* PROBLEM
Omit the images, then output each of the records below exactly.

* INPUT MATERIAL
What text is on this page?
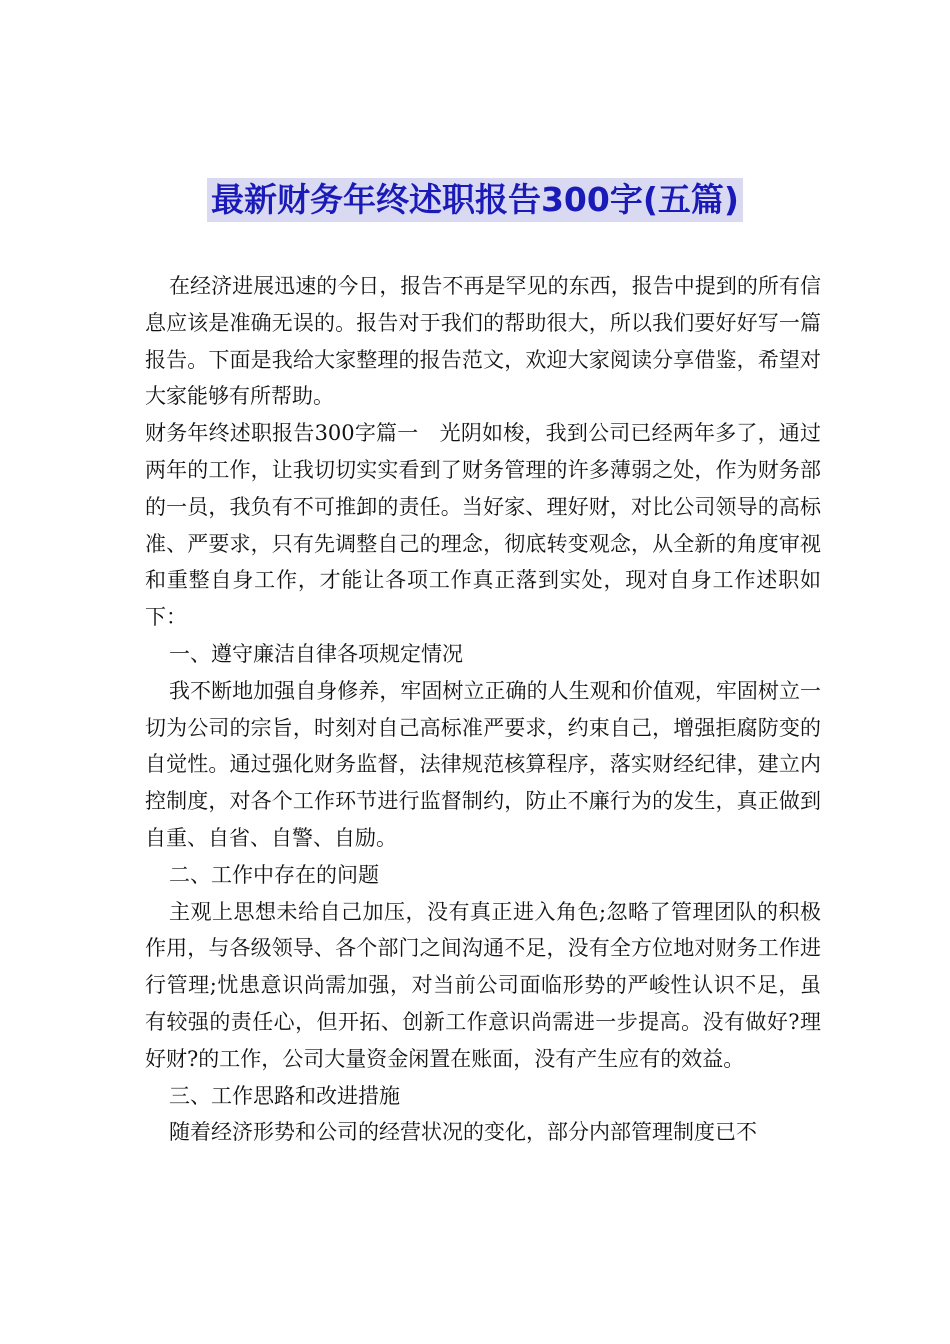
最新财务年终述职报告300字(五篇)

在经济进展迅速的今日，报告不再是罕见的东西，报告中提到的所有信息应该是准确无误的。报告对于我们的帮助很大，所以我们要好好写一篇报告。下面是我给大家整理的报告范文，欢迎大家阅读分享借鉴，希望对大家能够有所帮助。

财务年终述职报告300字篇一　光阴如梭，我到公司已经两年多了，通过两年的工作，让我切切实实看到了财务管理的许多薄弱之处，作为财务部的一员，我负有不可推卸的责任。当好家、理好财，对比公司领导的高标准、严要求，只有先调整自己的理念，彻底转变观念，从全新的角度审视和重整自身工作，才能让各项工作真正落到实处，现对自身工作述职如下：

一、遵守廉洁自律各项规定情况

我不断地加强自身修养，牢固树立正确的人生观和价值观，牢固树立一切为公司的宗旨，时刻对自己高标准严要求，约束自己，增强拒腐防变的自觉性。通过强化财务监督，法律规范核算程序，落实财经纪律，建立内控制度，对各个工作环节进行监督制约，防止不廉行为的发生，真正做到自重、自省、自警、自励。

二、工作中存在的问题

主观上思想未给自己加压，没有真正进入角色;忽略了管理团队的积极作用，与各级领导、各个部门之间沟通不足，没有全方位地对财务工作进行管理;忧患意识尚需加强，对当前公司面临形势的严峻性认识不足，虽有较强的责任心，但开拓、创新工作意识尚需进一步提高。没有做好?理好财?的工作，公司大量资金闲置在账面，没有产生应有的效益。

三、工作思路和改进措施

随着经济形势和公司的经营状况的变化，部分内部管理制度已不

* EXERCISE SOLUTION
What text is on this page?
最新财务年终述职报告300字(五篇)

在经济进展迅速的今日，报告不再是罕见的东西，报告中提到的所有信息应该是准确无误的。报告对于我们的帮助很大，所以我们要好好写一篇报告。下面是我给大家整理的报告范文，欢迎大家阅读分享借鉴，希望对大家能够有所帮助。

财务年终述职报告300字篇一　光阴如梭，我到公司已经两年多了，通过两年的工作，让我切切实实看到了财务管理的许多薄弱之处，作为财务部的一员，我负有不可推卸的责任。当好家、理好财，对比公司领导的高标准、严要求，只有先调整自己的理念，彻底转变观念，从全新的角度审视和重整自身工作，才能让各项工作真正落到实处，现对自身工作述职如下：

一、遵守廉洁自律各项规定情况

我不断地加强自身修养，牢固树立正确的人生观和价值观，牢固树立一切为公司的宗旨，时刻对自己高标准严要求，约束自己，增强拒腐防变的自觉性。通过强化财务监督，法律规范核算程序，落实财经纪律，建立内控制度，对各个工作环节进行监督制约，防止不廉行为的发生，真正做到自重、自省、自警、自励。

二、工作中存在的问题

主观上思想未给自己加压，没有真正进入角色;忽略了管理团队的积极作用，与各级领导、各个部门之间沟通不足，没有全方位地对财务工作进行管理;忧患意识尚需加强，对当前公司面临形势的严峻性认识不足，虽有较强的责任心，但开拓、创新工作意识尚需进一步提高。没有做好?理好财?的工作，公司大量资金闲置在账面，没有产生应有的效益。

三、工作思路和改进措施

随着经济形势和公司的经营状况的变化，部分内部管理制度已不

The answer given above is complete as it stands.